YOUR GOAL: Give every line of the data again, unchanged, but with no pictures.
^^^^^^^^^^^^^^^^
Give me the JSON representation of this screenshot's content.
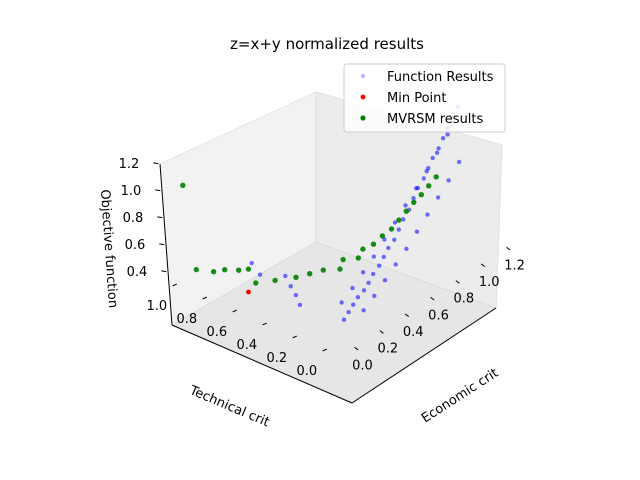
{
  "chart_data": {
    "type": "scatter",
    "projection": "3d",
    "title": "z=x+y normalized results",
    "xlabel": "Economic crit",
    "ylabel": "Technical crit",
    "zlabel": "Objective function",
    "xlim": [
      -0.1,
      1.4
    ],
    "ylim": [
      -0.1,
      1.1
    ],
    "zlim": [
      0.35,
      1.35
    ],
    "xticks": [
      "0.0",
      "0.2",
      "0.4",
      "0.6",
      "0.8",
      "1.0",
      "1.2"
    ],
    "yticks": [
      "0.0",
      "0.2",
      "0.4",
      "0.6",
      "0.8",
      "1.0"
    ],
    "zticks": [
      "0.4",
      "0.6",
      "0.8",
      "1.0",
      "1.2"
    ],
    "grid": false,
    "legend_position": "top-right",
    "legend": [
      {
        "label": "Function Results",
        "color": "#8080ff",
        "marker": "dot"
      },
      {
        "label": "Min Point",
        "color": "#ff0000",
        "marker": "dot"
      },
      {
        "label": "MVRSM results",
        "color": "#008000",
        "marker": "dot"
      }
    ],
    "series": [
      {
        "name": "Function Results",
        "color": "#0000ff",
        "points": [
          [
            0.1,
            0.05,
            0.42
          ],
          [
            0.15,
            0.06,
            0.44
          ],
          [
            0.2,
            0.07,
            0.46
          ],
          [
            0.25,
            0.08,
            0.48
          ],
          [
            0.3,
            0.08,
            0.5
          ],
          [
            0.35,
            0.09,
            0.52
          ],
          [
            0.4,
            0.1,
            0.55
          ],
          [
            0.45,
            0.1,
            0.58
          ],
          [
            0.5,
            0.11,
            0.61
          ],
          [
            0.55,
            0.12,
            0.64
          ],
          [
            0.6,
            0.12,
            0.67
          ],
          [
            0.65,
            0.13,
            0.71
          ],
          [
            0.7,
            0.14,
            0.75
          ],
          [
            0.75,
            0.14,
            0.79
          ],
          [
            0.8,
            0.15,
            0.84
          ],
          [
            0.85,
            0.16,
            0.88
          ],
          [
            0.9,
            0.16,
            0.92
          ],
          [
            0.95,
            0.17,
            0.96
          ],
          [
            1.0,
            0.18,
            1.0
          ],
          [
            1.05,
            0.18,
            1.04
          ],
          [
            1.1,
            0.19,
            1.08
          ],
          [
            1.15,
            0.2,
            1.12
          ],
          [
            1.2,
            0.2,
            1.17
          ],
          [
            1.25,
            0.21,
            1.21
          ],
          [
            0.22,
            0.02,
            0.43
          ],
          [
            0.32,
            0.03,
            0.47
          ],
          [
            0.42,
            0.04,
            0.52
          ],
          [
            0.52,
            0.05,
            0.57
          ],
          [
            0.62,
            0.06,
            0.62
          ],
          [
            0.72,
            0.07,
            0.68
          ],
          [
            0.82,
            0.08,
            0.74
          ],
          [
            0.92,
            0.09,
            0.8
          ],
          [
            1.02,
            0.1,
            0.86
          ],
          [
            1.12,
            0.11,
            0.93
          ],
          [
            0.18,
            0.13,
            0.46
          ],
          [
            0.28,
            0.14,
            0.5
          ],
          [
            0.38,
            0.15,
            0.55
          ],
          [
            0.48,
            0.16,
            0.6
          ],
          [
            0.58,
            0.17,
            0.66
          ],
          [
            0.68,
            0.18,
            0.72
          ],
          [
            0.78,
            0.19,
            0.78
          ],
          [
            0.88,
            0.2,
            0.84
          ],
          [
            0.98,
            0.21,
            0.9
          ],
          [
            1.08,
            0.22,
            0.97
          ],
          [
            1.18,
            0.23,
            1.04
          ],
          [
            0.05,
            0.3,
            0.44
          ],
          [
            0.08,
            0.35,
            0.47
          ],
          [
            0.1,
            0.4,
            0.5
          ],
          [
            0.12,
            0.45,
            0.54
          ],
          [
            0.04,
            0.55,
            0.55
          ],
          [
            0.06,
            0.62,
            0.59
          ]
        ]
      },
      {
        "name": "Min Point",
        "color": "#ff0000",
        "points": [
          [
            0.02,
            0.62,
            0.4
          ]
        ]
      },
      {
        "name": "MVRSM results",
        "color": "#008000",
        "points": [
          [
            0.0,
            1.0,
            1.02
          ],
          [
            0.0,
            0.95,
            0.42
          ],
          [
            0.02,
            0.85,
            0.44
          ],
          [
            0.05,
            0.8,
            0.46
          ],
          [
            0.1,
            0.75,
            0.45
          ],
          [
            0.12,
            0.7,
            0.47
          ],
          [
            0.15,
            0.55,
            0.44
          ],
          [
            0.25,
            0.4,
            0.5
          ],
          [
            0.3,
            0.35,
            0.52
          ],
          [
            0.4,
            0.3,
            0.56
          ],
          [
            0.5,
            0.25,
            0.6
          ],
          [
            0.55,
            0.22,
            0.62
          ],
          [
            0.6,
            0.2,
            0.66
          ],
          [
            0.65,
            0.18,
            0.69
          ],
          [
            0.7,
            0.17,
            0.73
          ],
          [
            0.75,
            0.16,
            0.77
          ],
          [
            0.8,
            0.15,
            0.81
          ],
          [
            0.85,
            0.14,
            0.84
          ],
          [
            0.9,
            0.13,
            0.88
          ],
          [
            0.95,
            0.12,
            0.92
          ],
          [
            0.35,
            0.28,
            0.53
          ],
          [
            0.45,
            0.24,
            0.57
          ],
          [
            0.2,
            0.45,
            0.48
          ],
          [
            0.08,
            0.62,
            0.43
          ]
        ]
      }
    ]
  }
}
^^^^^^^^^^^^^^^^
SOLUTION TO THIS EXERCISE:
Give me the JSON representation of this screenshot's content.
{
  "chart_data": {
    "type": "scatter",
    "projection": "3d",
    "title": "z=x+y normalized results",
    "xlabel": "Economic crit",
    "ylabel": "Technical crit",
    "zlabel": "Objective function",
    "xlim": [
      -0.1,
      1.4
    ],
    "ylim": [
      -0.1,
      1.1
    ],
    "zlim": [
      0.35,
      1.35
    ],
    "xticks": [
      "0.0",
      "0.2",
      "0.4",
      "0.6",
      "0.8",
      "1.0",
      "1.2"
    ],
    "yticks": [
      "0.0",
      "0.2",
      "0.4",
      "0.6",
      "0.8",
      "1.0"
    ],
    "zticks": [
      "0.4",
      "0.6",
      "0.8",
      "1.0",
      "1.2"
    ],
    "grid": false,
    "legend_position": "top-right",
    "legend": [
      {
        "label": "Function Results",
        "color": "#8080ff",
        "marker": "dot"
      },
      {
        "label": "Min Point",
        "color": "#ff0000",
        "marker": "dot"
      },
      {
        "label": "MVRSM results",
        "color": "#008000",
        "marker": "dot"
      }
    ],
    "series": [
      {
        "name": "Function Results",
        "color": "#0000ff",
        "points": [
          [
            0.1,
            0.05,
            0.42
          ],
          [
            0.15,
            0.06,
            0.44
          ],
          [
            0.2,
            0.07,
            0.46
          ],
          [
            0.25,
            0.08,
            0.48
          ],
          [
            0.3,
            0.08,
            0.5
          ],
          [
            0.35,
            0.09,
            0.52
          ],
          [
            0.4,
            0.1,
            0.55
          ],
          [
            0.45,
            0.1,
            0.58
          ],
          [
            0.5,
            0.11,
            0.61
          ],
          [
            0.55,
            0.12,
            0.64
          ],
          [
            0.6,
            0.12,
            0.67
          ],
          [
            0.65,
            0.13,
            0.71
          ],
          [
            0.7,
            0.14,
            0.75
          ],
          [
            0.75,
            0.14,
            0.79
          ],
          [
            0.8,
            0.15,
            0.84
          ],
          [
            0.85,
            0.16,
            0.88
          ],
          [
            0.9,
            0.16,
            0.92
          ],
          [
            0.95,
            0.17,
            0.96
          ],
          [
            1.0,
            0.18,
            1.0
          ],
          [
            1.05,
            0.18,
            1.04
          ],
          [
            1.1,
            0.19,
            1.08
          ],
          [
            1.15,
            0.2,
            1.12
          ],
          [
            1.2,
            0.2,
            1.17
          ],
          [
            1.25,
            0.21,
            1.21
          ],
          [
            0.22,
            0.02,
            0.43
          ],
          [
            0.32,
            0.03,
            0.47
          ],
          [
            0.42,
            0.04,
            0.52
          ],
          [
            0.52,
            0.05,
            0.57
          ],
          [
            0.62,
            0.06,
            0.62
          ],
          [
            0.72,
            0.07,
            0.68
          ],
          [
            0.82,
            0.08,
            0.74
          ],
          [
            0.92,
            0.09,
            0.8
          ],
          [
            1.02,
            0.1,
            0.86
          ],
          [
            1.12,
            0.11,
            0.93
          ],
          [
            0.18,
            0.13,
            0.46
          ],
          [
            0.28,
            0.14,
            0.5
          ],
          [
            0.38,
            0.15,
            0.55
          ],
          [
            0.48,
            0.16,
            0.6
          ],
          [
            0.58,
            0.17,
            0.66
          ],
          [
            0.68,
            0.18,
            0.72
          ],
          [
            0.78,
            0.19,
            0.78
          ],
          [
            0.88,
            0.2,
            0.84
          ],
          [
            0.98,
            0.21,
            0.9
          ],
          [
            1.08,
            0.22,
            0.97
          ],
          [
            1.18,
            0.23,
            1.04
          ],
          [
            0.05,
            0.3,
            0.44
          ],
          [
            0.08,
            0.35,
            0.47
          ],
          [
            0.1,
            0.4,
            0.5
          ],
          [
            0.12,
            0.45,
            0.54
          ],
          [
            0.04,
            0.55,
            0.55
          ],
          [
            0.06,
            0.62,
            0.59
          ]
        ]
      },
      {
        "name": "Min Point",
        "color": "#ff0000",
        "points": [
          [
            0.02,
            0.62,
            0.4
          ]
        ]
      },
      {
        "name": "MVRSM results",
        "color": "#008000",
        "points": [
          [
            0.0,
            1.0,
            1.02
          ],
          [
            0.0,
            0.95,
            0.42
          ],
          [
            0.02,
            0.85,
            0.44
          ],
          [
            0.05,
            0.8,
            0.46
          ],
          [
            0.1,
            0.75,
            0.45
          ],
          [
            0.12,
            0.7,
            0.47
          ],
          [
            0.15,
            0.55,
            0.44
          ],
          [
            0.25,
            0.4,
            0.5
          ],
          [
            0.3,
            0.35,
            0.52
          ],
          [
            0.4,
            0.3,
            0.56
          ],
          [
            0.5,
            0.25,
            0.6
          ],
          [
            0.55,
            0.22,
            0.62
          ],
          [
            0.6,
            0.2,
            0.66
          ],
          [
            0.65,
            0.18,
            0.69
          ],
          [
            0.7,
            0.17,
            0.73
          ],
          [
            0.75,
            0.16,
            0.77
          ],
          [
            0.8,
            0.15,
            0.81
          ],
          [
            0.85,
            0.14,
            0.84
          ],
          [
            0.9,
            0.13,
            0.88
          ],
          [
            0.95,
            0.12,
            0.92
          ],
          [
            0.35,
            0.28,
            0.53
          ],
          [
            0.45,
            0.24,
            0.57
          ],
          [
            0.2,
            0.45,
            0.48
          ],
          [
            0.08,
            0.62,
            0.43
          ]
        ]
      }
    ]
  }
}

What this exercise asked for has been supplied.